Stated exercise ->
Below is a block of records: output all of them exactly and leave out the pictures.

Stored records ->
________

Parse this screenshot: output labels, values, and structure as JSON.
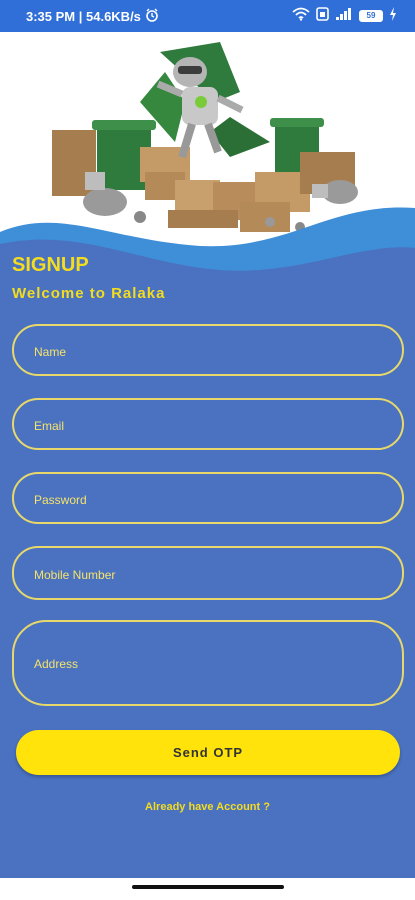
{
  "status_bar": {
    "time_speed": "3:35 PM | 54.6KB/s",
    "battery_level": "59"
  },
  "icons": [
    "alarm-icon",
    "wifi-icon",
    "sim-icon",
    "signal-icon",
    "battery-icon",
    "charging-icon"
  ],
  "form": {
    "title": "SIGNUP",
    "subtitle": "Welcome to Ralaka",
    "name_placeholder": "Name",
    "email_placeholder": "Email",
    "password_placeholder": "Password",
    "mobile_placeholder": "Mobile Number",
    "address_placeholder": "Address",
    "send_otp_label": "Send OTP",
    "login_link": "Already have Account ?"
  },
  "colors": {
    "background": "#4a72c0",
    "accent_yellow": "#ffe30a",
    "status_bar": "#2f6fd7"
  }
}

________

Output for this exercise ->
Parse this screenshot: output labels, values, and structure as JSON.
{
  "status_bar": {
    "time_speed": "3:35 PM | 54.6KB/s",
    "battery_level": "59"
  },
  "icons": [
    "alarm-icon",
    "wifi-icon",
    "sim-icon",
    "signal-icon",
    "battery-icon",
    "charging-icon"
  ],
  "form": {
    "title": "SIGNUP",
    "subtitle": "Welcome to Ralaka",
    "name_placeholder": "Name",
    "email_placeholder": "Email",
    "password_placeholder": "Password",
    "mobile_placeholder": "Mobile Number",
    "address_placeholder": "Address",
    "send_otp_label": "Send OTP",
    "login_link": "Already have Account ?"
  },
  "colors": {
    "background": "#4a72c0",
    "accent_yellow": "#ffe30a",
    "status_bar": "#2f6fd7"
  }
}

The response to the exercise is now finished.